## [Your task]
A faithful transcription of all the data is required.

## [Recorded data]

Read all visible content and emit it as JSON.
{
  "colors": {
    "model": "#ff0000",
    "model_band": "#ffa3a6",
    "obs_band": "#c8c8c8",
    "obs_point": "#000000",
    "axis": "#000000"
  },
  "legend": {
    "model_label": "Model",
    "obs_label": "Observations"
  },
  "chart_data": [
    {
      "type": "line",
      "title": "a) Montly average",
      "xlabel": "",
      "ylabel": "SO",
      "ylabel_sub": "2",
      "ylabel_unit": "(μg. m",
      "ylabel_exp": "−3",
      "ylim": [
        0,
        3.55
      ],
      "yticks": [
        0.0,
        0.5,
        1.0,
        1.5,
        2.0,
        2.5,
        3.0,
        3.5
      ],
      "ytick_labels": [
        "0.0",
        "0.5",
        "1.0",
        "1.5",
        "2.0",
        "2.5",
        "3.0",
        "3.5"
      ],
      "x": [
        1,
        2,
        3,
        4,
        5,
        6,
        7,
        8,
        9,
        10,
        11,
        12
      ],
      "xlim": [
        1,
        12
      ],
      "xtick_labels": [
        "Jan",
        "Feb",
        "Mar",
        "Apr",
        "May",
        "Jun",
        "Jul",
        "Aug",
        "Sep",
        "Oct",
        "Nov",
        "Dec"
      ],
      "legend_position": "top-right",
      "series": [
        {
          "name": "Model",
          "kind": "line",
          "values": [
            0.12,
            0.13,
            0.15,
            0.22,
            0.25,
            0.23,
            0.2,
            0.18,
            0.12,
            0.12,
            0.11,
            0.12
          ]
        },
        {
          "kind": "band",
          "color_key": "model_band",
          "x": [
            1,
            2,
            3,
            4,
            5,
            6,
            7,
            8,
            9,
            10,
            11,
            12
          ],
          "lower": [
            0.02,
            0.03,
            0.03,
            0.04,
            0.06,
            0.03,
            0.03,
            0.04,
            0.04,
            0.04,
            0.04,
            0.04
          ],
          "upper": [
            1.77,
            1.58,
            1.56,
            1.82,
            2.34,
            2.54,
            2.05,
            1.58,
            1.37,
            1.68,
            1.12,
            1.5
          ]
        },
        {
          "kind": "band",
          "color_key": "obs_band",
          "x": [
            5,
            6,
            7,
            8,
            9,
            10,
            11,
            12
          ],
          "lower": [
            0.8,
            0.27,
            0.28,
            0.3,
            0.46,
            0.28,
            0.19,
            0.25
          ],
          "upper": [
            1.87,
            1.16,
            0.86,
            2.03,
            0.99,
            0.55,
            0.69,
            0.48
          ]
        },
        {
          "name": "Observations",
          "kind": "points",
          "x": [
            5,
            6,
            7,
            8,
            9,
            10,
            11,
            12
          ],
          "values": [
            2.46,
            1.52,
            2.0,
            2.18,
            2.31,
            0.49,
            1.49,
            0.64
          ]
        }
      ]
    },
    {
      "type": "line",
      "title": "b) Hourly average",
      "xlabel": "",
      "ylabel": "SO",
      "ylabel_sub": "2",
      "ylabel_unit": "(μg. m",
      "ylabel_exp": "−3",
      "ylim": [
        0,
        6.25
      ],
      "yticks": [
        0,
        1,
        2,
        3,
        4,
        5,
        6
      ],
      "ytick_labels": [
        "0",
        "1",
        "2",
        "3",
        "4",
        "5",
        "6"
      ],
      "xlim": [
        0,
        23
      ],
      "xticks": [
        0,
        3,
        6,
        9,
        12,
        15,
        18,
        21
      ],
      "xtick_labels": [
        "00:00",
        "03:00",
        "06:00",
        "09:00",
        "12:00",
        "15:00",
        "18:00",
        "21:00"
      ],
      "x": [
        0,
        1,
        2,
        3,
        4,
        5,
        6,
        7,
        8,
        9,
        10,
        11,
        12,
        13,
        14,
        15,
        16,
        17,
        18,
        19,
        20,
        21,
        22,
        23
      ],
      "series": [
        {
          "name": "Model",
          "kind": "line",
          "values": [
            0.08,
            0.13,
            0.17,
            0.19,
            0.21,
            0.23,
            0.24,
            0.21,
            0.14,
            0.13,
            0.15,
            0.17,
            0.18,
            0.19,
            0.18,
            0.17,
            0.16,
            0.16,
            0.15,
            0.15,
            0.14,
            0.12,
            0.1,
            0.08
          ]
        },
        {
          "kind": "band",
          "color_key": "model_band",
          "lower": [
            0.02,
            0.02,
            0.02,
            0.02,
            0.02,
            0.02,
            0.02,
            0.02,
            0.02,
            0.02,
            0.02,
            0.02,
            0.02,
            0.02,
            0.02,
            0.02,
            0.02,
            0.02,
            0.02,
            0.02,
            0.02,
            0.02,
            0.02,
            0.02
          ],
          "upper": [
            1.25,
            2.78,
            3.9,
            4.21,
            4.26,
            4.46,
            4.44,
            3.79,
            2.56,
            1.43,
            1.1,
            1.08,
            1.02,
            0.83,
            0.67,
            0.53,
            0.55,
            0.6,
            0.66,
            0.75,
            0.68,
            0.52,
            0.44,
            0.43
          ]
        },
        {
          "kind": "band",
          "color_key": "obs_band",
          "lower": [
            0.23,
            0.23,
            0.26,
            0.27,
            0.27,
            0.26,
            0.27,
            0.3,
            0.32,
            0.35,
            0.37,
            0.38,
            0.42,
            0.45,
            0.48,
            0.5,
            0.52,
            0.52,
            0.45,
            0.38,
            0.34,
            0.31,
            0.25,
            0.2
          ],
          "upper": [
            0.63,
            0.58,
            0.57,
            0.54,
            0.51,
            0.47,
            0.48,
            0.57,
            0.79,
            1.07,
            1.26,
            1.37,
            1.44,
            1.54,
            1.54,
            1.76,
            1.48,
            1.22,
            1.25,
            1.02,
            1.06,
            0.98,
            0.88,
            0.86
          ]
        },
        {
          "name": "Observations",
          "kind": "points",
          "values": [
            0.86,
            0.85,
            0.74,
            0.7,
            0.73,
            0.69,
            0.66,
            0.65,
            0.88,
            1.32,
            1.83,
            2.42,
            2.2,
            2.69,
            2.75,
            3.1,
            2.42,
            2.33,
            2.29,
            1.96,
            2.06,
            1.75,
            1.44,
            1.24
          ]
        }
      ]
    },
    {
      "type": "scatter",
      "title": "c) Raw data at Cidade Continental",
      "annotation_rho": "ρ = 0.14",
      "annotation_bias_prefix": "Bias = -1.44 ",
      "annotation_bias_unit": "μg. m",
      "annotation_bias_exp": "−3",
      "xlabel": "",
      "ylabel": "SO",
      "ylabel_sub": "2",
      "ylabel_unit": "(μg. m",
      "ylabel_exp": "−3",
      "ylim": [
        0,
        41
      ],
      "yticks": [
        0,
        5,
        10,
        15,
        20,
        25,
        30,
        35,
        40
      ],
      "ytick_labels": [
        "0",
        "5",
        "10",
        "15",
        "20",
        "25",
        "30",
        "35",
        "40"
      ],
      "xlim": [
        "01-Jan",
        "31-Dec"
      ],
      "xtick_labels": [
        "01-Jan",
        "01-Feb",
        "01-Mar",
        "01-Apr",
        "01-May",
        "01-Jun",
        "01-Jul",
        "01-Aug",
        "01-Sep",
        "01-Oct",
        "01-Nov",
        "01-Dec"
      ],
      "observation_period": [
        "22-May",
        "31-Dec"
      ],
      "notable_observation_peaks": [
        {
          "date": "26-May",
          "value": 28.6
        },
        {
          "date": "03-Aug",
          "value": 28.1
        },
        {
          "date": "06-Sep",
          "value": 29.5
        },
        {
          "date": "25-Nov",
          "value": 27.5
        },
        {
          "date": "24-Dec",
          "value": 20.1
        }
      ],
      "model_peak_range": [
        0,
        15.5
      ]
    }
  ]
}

## [Full answer]
Read all visible content and emit it as JSON.
{
  "colors": {
    "model": "#ff0000",
    "model_band": "#ffa3a6",
    "obs_band": "#c8c8c8",
    "obs_point": "#000000",
    "axis": "#000000"
  },
  "legend": {
    "model_label": "Model",
    "obs_label": "Observations"
  },
  "chart_data": [
    {
      "type": "line",
      "title": "a) Montly average",
      "xlabel": "",
      "ylabel": "SO",
      "ylabel_sub": "2",
      "ylabel_unit": "(μg. m",
      "ylabel_exp": "−3",
      "ylim": [
        0,
        3.55
      ],
      "yticks": [
        0.0,
        0.5,
        1.0,
        1.5,
        2.0,
        2.5,
        3.0,
        3.5
      ],
      "ytick_labels": [
        "0.0",
        "0.5",
        "1.0",
        "1.5",
        "2.0",
        "2.5",
        "3.0",
        "3.5"
      ],
      "x": [
        1,
        2,
        3,
        4,
        5,
        6,
        7,
        8,
        9,
        10,
        11,
        12
      ],
      "xlim": [
        1,
        12
      ],
      "xtick_labels": [
        "Jan",
        "Feb",
        "Mar",
        "Apr",
        "May",
        "Jun",
        "Jul",
        "Aug",
        "Sep",
        "Oct",
        "Nov",
        "Dec"
      ],
      "legend_position": "top-right",
      "series": [
        {
          "name": "Model",
          "kind": "line",
          "values": [
            0.12,
            0.13,
            0.15,
            0.22,
            0.25,
            0.23,
            0.2,
            0.18,
            0.12,
            0.12,
            0.11,
            0.12
          ]
        },
        {
          "kind": "band",
          "color_key": "model_band",
          "x": [
            1,
            2,
            3,
            4,
            5,
            6,
            7,
            8,
            9,
            10,
            11,
            12
          ],
          "lower": [
            0.02,
            0.03,
            0.03,
            0.04,
            0.06,
            0.03,
            0.03,
            0.04,
            0.04,
            0.04,
            0.04,
            0.04
          ],
          "upper": [
            1.77,
            1.58,
            1.56,
            1.82,
            2.34,
            2.54,
            2.05,
            1.58,
            1.37,
            1.68,
            1.12,
            1.5
          ]
        },
        {
          "kind": "band",
          "color_key": "obs_band",
          "x": [
            5,
            6,
            7,
            8,
            9,
            10,
            11,
            12
          ],
          "lower": [
            0.8,
            0.27,
            0.28,
            0.3,
            0.46,
            0.28,
            0.19,
            0.25
          ],
          "upper": [
            1.87,
            1.16,
            0.86,
            2.03,
            0.99,
            0.55,
            0.69,
            0.48
          ]
        },
        {
          "name": "Observations",
          "kind": "points",
          "x": [
            5,
            6,
            7,
            8,
            9,
            10,
            11,
            12
          ],
          "values": [
            2.46,
            1.52,
            2.0,
            2.18,
            2.31,
            0.49,
            1.49,
            0.64
          ]
        }
      ]
    },
    {
      "type": "line",
      "title": "b) Hourly average",
      "xlabel": "",
      "ylabel": "SO",
      "ylabel_sub": "2",
      "ylabel_unit": "(μg. m",
      "ylabel_exp": "−3",
      "ylim": [
        0,
        6.25
      ],
      "yticks": [
        0,
        1,
        2,
        3,
        4,
        5,
        6
      ],
      "ytick_labels": [
        "0",
        "1",
        "2",
        "3",
        "4",
        "5",
        "6"
      ],
      "xlim": [
        0,
        23
      ],
      "xticks": [
        0,
        3,
        6,
        9,
        12,
        15,
        18,
        21
      ],
      "xtick_labels": [
        "00:00",
        "03:00",
        "06:00",
        "09:00",
        "12:00",
        "15:00",
        "18:00",
        "21:00"
      ],
      "x": [
        0,
        1,
        2,
        3,
        4,
        5,
        6,
        7,
        8,
        9,
        10,
        11,
        12,
        13,
        14,
        15,
        16,
        17,
        18,
        19,
        20,
        21,
        22,
        23
      ],
      "series": [
        {
          "name": "Model",
          "kind": "line",
          "values": [
            0.08,
            0.13,
            0.17,
            0.19,
            0.21,
            0.23,
            0.24,
            0.21,
            0.14,
            0.13,
            0.15,
            0.17,
            0.18,
            0.19,
            0.18,
            0.17,
            0.16,
            0.16,
            0.15,
            0.15,
            0.14,
            0.12,
            0.1,
            0.08
          ]
        },
        {
          "kind": "band",
          "color_key": "model_band",
          "lower": [
            0.02,
            0.02,
            0.02,
            0.02,
            0.02,
            0.02,
            0.02,
            0.02,
            0.02,
            0.02,
            0.02,
            0.02,
            0.02,
            0.02,
            0.02,
            0.02,
            0.02,
            0.02,
            0.02,
            0.02,
            0.02,
            0.02,
            0.02,
            0.02
          ],
          "upper": [
            1.25,
            2.78,
            3.9,
            4.21,
            4.26,
            4.46,
            4.44,
            3.79,
            2.56,
            1.43,
            1.1,
            1.08,
            1.02,
            0.83,
            0.67,
            0.53,
            0.55,
            0.6,
            0.66,
            0.75,
            0.68,
            0.52,
            0.44,
            0.43
          ]
        },
        {
          "kind": "band",
          "color_key": "obs_band",
          "lower": [
            0.23,
            0.23,
            0.26,
            0.27,
            0.27,
            0.26,
            0.27,
            0.3,
            0.32,
            0.35,
            0.37,
            0.38,
            0.42,
            0.45,
            0.48,
            0.5,
            0.52,
            0.52,
            0.45,
            0.38,
            0.34,
            0.31,
            0.25,
            0.2
          ],
          "upper": [
            0.63,
            0.58,
            0.57,
            0.54,
            0.51,
            0.47,
            0.48,
            0.57,
            0.79,
            1.07,
            1.26,
            1.37,
            1.44,
            1.54,
            1.54,
            1.76,
            1.48,
            1.22,
            1.25,
            1.02,
            1.06,
            0.98,
            0.88,
            0.86
          ]
        },
        {
          "name": "Observations",
          "kind": "points",
          "values": [
            0.86,
            0.85,
            0.74,
            0.7,
            0.73,
            0.69,
            0.66,
            0.65,
            0.88,
            1.32,
            1.83,
            2.42,
            2.2,
            2.69,
            2.75,
            3.1,
            2.42,
            2.33,
            2.29,
            1.96,
            2.06,
            1.75,
            1.44,
            1.24
          ]
        }
      ]
    },
    {
      "type": "scatter",
      "title": "c) Raw data at Cidade Continental",
      "annotation_rho": "ρ = 0.14",
      "annotation_bias_prefix": "Bias = -1.44 ",
      "annotation_bias_unit": "μg. m",
      "annotation_bias_exp": "−3",
      "xlabel": "",
      "ylabel": "SO",
      "ylabel_sub": "2",
      "ylabel_unit": "(μg. m",
      "ylabel_exp": "−3",
      "ylim": [
        0,
        41
      ],
      "yticks": [
        0,
        5,
        10,
        15,
        20,
        25,
        30,
        35,
        40
      ],
      "ytick_labels": [
        "0",
        "5",
        "10",
        "15",
        "20",
        "25",
        "30",
        "35",
        "40"
      ],
      "xlim": [
        "01-Jan",
        "31-Dec"
      ],
      "xtick_labels": [
        "01-Jan",
        "01-Feb",
        "01-Mar",
        "01-Apr",
        "01-May",
        "01-Jun",
        "01-Jul",
        "01-Aug",
        "01-Sep",
        "01-Oct",
        "01-Nov",
        "01-Dec"
      ],
      "observation_period": [
        "22-May",
        "31-Dec"
      ],
      "notable_observation_peaks": [
        {
          "date": "26-May",
          "value": 28.6
        },
        {
          "date": "03-Aug",
          "value": 28.1
        },
        {
          "date": "06-Sep",
          "value": 29.5
        },
        {
          "date": "25-Nov",
          "value": 27.5
        },
        {
          "date": "24-Dec",
          "value": 20.1
        }
      ],
      "model_peak_range": [
        0,
        15.5
      ]
    }
  ]
}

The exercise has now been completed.